- Exercise goal:
Reproduce each line of the material precisely.

- Material for the task:
====

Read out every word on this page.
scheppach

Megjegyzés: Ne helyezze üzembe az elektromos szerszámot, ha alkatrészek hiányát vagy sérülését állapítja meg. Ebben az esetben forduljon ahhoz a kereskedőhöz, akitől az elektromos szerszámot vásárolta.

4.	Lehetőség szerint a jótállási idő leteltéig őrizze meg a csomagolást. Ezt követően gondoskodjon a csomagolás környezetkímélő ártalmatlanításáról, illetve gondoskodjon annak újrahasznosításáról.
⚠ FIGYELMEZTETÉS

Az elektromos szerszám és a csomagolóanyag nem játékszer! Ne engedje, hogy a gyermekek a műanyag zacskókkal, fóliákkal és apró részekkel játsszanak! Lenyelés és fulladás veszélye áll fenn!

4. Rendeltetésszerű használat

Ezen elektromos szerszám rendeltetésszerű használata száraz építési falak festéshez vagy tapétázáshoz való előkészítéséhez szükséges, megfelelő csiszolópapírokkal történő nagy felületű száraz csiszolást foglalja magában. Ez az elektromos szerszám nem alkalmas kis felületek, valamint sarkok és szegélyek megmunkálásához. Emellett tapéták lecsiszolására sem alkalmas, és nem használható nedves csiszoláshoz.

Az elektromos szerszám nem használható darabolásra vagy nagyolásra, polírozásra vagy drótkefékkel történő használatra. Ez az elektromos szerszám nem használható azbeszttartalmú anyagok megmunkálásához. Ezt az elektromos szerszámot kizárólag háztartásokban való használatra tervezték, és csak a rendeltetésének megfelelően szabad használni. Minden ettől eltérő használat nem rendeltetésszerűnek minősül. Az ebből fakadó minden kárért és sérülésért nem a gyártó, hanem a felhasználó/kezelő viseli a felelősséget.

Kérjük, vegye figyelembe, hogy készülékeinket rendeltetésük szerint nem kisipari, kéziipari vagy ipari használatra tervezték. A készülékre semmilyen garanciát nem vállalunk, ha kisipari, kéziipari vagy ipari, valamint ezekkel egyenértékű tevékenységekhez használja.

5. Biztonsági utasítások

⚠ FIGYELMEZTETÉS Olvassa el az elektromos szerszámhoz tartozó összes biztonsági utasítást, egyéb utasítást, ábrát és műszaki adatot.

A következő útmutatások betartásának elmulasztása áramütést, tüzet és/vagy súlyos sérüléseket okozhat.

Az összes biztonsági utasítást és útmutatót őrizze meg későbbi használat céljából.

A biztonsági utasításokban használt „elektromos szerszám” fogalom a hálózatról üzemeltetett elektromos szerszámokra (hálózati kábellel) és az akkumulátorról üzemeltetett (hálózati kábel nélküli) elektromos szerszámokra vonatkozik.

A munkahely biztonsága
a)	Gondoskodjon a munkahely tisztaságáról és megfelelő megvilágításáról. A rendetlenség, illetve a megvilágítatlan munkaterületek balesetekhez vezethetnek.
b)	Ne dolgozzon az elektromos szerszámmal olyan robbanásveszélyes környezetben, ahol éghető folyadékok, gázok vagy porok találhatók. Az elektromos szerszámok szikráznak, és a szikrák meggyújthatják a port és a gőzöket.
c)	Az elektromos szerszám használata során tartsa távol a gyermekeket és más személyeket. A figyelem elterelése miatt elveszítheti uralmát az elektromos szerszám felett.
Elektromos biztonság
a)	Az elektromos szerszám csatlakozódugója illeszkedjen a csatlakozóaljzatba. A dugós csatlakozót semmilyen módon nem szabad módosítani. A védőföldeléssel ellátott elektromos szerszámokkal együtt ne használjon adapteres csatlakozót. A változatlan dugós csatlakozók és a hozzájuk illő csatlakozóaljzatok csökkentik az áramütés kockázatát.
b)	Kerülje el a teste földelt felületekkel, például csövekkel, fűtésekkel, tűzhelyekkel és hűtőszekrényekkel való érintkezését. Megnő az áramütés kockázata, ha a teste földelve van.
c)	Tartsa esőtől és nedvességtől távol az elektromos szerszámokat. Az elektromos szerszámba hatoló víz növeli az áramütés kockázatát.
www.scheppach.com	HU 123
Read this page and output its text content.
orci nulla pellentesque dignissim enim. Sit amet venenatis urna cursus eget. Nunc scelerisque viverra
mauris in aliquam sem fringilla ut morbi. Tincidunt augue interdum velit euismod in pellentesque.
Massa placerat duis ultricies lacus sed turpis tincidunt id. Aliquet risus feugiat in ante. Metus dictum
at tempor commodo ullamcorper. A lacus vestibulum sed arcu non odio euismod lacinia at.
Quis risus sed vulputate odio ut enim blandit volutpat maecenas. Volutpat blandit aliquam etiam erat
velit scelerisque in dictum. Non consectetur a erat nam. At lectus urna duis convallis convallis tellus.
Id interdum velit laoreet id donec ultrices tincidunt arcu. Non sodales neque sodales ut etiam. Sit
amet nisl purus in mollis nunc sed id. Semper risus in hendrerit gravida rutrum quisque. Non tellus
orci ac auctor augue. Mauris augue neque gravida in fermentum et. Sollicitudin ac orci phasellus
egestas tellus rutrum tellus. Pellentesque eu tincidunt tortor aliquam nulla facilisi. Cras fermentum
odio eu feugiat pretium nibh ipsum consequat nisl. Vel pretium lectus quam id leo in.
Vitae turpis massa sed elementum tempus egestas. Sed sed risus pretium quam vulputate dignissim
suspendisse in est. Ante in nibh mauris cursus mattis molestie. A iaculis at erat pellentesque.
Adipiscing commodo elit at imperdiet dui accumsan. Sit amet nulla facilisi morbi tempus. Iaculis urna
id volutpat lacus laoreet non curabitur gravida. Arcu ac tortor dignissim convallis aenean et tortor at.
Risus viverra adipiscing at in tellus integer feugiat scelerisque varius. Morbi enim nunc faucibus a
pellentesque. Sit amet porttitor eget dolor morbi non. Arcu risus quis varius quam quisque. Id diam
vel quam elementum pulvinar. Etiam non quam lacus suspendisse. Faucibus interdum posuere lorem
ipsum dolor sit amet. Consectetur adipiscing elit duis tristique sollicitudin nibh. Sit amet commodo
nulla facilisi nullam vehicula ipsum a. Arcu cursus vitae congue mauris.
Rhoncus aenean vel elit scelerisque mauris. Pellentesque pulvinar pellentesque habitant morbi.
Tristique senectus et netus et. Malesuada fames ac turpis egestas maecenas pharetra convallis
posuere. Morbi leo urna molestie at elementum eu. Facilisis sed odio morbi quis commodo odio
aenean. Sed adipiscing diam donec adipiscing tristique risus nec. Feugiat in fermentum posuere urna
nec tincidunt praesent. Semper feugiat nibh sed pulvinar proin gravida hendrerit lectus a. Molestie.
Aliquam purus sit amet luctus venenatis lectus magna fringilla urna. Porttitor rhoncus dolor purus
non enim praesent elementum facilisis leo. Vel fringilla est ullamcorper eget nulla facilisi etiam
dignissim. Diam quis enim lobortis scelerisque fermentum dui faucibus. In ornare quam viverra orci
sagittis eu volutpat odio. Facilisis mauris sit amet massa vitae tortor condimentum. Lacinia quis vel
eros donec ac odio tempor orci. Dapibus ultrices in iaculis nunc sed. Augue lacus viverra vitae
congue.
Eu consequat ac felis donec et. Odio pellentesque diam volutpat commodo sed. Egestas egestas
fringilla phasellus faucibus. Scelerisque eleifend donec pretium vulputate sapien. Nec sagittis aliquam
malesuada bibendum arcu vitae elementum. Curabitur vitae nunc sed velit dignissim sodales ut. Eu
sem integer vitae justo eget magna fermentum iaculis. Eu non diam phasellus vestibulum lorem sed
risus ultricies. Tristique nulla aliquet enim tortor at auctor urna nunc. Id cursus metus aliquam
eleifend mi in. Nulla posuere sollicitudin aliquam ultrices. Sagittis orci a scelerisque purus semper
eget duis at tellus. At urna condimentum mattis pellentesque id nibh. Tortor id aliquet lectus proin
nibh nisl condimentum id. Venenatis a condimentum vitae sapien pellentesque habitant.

====

- Answer to this task:
Read out every word on this page.
scheppach

Megjegyzés: Ne helyezze üzembe az elektromos szerszámot, ha alkatrészek hiányát vagy sérülését állapítja meg. Ebben az esetben forduljon ahhoz a kereskedőhöz, akitől az elektromos szerszámot vásárolta.

4.	Lehetőség szerint a jótállási idő leteltéig őrizze meg a csomagolást. Ezt követően gondoskodjon a csomagolás környezetkímélő ártalmatlanításáról, illetve gondoskodjon annak újrahasznosításáról.
⚠ FIGYELMEZTETÉS

Az elektromos szerszám és a csomagolóanyag nem játékszer! Ne engedje, hogy a gyermekek a műanyag zacskókkal, fóliákkal és apró részekkel játsszanak! Lenyelés és fulladás veszélye áll fenn!

4. Rendeltetésszerű használat

Ezen elektromos szerszám rendeltetésszerű használata száraz építési falak festéshez vagy tapétázáshoz való előkészítéséhez szükséges, megfelelő csiszolópapírokkal történő nagy felületű száraz csiszolást foglalja magában. Ez az elektromos szerszám nem alkalmas kis felületek, valamint sarkok és szegélyek megmunkálásához. Emellett tapéták lecsiszolására sem alkalmas, és nem használható nedves csiszoláshoz.

Az elektromos szerszám nem használható darabolásra vagy nagyolásra, polírozásra vagy drótkefékkel történő használatra. Ez az elektromos szerszám nem használható azbeszttartalmú anyagok megmunkálásához. Ezt az elektromos szerszámot kizárólag háztartásokban való használatra tervezték, és csak a rendeltetésének megfelelően szabad használni. Minden ettől eltérő használat nem rendeltetésszerűnek minősül. Az ebből fakadó minden kárért és sérülésért nem a gyártó, hanem a felhasználó/kezelő viseli a felelősséget.

Kérjük, vegye figyelembe, hogy készülékeinket rendeltetésük szerint nem kisipari, kéziipari vagy ipari használatra tervezték. A készülékre semmilyen garanciát nem vállalunk, ha kisipari, kéziipari vagy ipari, valamint ezekkel egyenértékű tevékenységekhez használja.

5. Biztonsági utasítások

⚠ FIGYELMEZTETÉS Olvassa el az elektromos szerszámhoz tartozó összes biztonsági utasítást, egyéb utasítást, ábrát és műszaki adatot.

A következő útmutatások betartásának elmulasztása áramütést, tüzet és/vagy súlyos sérüléseket okozhat.

Az összes biztonsági utasítást és útmutatót őrizze meg későbbi használat céljából.

A biztonsági utasításokban használt „elektromos szerszám” fogalom a hálózatról üzemeltetett elektromos szerszámokra (hálózati kábellel) és az akkumulátorról üzemeltetett (hálózati kábel nélküli) elektromos szerszámokra vonatkozik.

A munkahely biztonsága
a)	Gondoskodjon a munkahely tisztaságáról és megfelelő megvilágításáról. A rendetlenség, illetve a megvilágítatlan munkaterületek balesetekhez vezethetnek.
b)	Ne dolgozzon az elektromos szerszámmal olyan robbanásveszélyes környezetben, ahol éghető folyadékok, gázok vagy porok találhatók. Az elektromos szerszámok szikráznak, és a szikrák meggyújthatják a port és a gőzöket.
c)	Az elektromos szerszám használata során tartsa távol a gyermekeket és más személyeket. A figyelem elterelése miatt elveszítheti uralmát az elektromos szerszám felett.
Elektromos biztonság
a)	Az elektromos szerszám csatlakozódugója illeszkedjen a csatlakozóaljzatba. A dugós csatlakozót semmilyen módon nem szabad módosítani. A védőföldeléssel ellátott elektromos szerszámokkal együtt ne használjon adapteres csatlakozót. A változatlan dugós csatlakozók és a hozzájuk illő csatlakozóaljzatok csökkentik az áramütés kockázatát.
b)	Kerülje el a teste földelt felületekkel, például csövekkel, fűtésekkel, tűzhelyekkel és hűtőszekrényekkel való érintkezését. Megnő az áramütés kockázata, ha a teste földelve van.
c)	Tartsa esőtől és nedvességtől távol az elektromos szerszámokat. Az elektromos szerszámba hatoló víz növeli az áramütés kockázatát.
www.scheppach.com	HU 123
Read this page and output its text content.
orci nulla pellentesque dignissim enim. Sit amet venenatis urna cursus eget. Nunc scelerisque viverra
mauris in aliquam sem fringilla ut morbi. Tincidunt augue interdum velit euismod in pellentesque.
Massa placerat duis ultricies lacus sed turpis tincidunt id. Aliquet risus feugiat in ante. Metus dictum
at tempor commodo ullamcorper. A lacus vestibulum sed arcu non odio euismod lacinia at.
Quis risus sed vulputate odio ut enim blandit volutpat maecenas. Volutpat blandit aliquam etiam erat
velit scelerisque in dictum. Non consectetur a erat nam. At lectus urna duis convallis convallis tellus.
Id interdum velit laoreet id donec ultrices tincidunt arcu. Non sodales neque sodales ut etiam. Sit
amet nisl purus in mollis nunc sed id. Semper risus in hendrerit gravida rutrum quisque. Non tellus
orci ac auctor augue. Mauris augue neque gravida in fermentum et. Sollicitudin ac orci phasellus
egestas tellus rutrum tellus. Pellentesque eu tincidunt tortor aliquam nulla facilisi. Cras fermentum
odio eu feugiat pretium nibh ipsum consequat nisl. Vel pretium lectus quam id leo in.
Vitae turpis massa sed elementum tempus egestas. Sed sed risus pretium quam vulputate dignissim
suspendisse in est. Ante in nibh mauris cursus mattis molestie. A iaculis at erat pellentesque.
Adipiscing commodo elit at imperdiet dui accumsan. Sit amet nulla facilisi morbi tempus. Iaculis urna
id volutpat lacus laoreet non curabitur gravida. Arcu ac tortor dignissim convallis aenean et tortor at.
Risus viverra adipiscing at in tellus integer feugiat scelerisque varius. Morbi enim nunc faucibus a
pellentesque. Sit amet porttitor eget dolor morbi non. Arcu risus quis varius quam quisque. Id diam
vel quam elementum pulvinar. Etiam non quam lacus suspendisse. Faucibus interdum posuere lorem
ipsum dolor sit amet. Consectetur adipiscing elit duis tristique sollicitudin nibh. Sit amet commodo
nulla facilisi nullam vehicula ipsum a. Arcu cursus vitae congue mauris.
Rhoncus aenean vel elit scelerisque mauris. Pellentesque pulvinar pellentesque habitant morbi.
Tristique senectus et netus et. Malesuada fames ac turpis egestas maecenas pharetra convallis
posuere. Morbi leo urna molestie at elementum eu. Facilisis sed odio morbi quis commodo odio
aenean. Sed adipiscing diam donec adipiscing tristique risus nec. Feugiat in fermentum posuere urna
nec tincidunt praesent. Semper feugiat nibh sed pulvinar proin gravida hendrerit lectus a. Molestie.
Aliquam purus sit amet luctus venenatis lectus magna fringilla urna. Porttitor rhoncus dolor purus
non enim praesent elementum facilisis leo. Vel fringilla est ullamcorper eget nulla facilisi etiam
dignissim. Diam quis enim lobortis scelerisque fermentum dui faucibus. In ornare quam viverra orci
sagittis eu volutpat odio. Facilisis mauris sit amet massa vitae tortor condimentum. Lacinia quis vel
eros donec ac odio tempor orci. Dapibus ultrices in iaculis nunc sed. Augue lacus viverra vitae
congue.
Eu consequat ac felis donec et. Odio pellentesque diam volutpat commodo sed. Egestas egestas
fringilla phasellus faucibus. Scelerisque eleifend donec pretium vulputate sapien. Nec sagittis aliquam
malesuada bibendum arcu vitae elementum. Curabitur vitae nunc sed velit dignissim sodales ut. Eu
sem integer vitae justo eget magna fermentum iaculis. Eu non diam phasellus vestibulum lorem sed
risus ultricies. Tristique nulla aliquet enim tortor at auctor urna nunc. Id cursus metus aliquam
eleifend mi in. Nulla posuere sollicitudin aliquam ultrices. Sagittis orci a scelerisque purus semper
eget duis at tellus. At urna condimentum mattis pellentesque id nibh. Tortor id aliquet lectus proin
nibh nisl condimentum id. Venenatis a condimentum vitae sapien pellentesque habitant.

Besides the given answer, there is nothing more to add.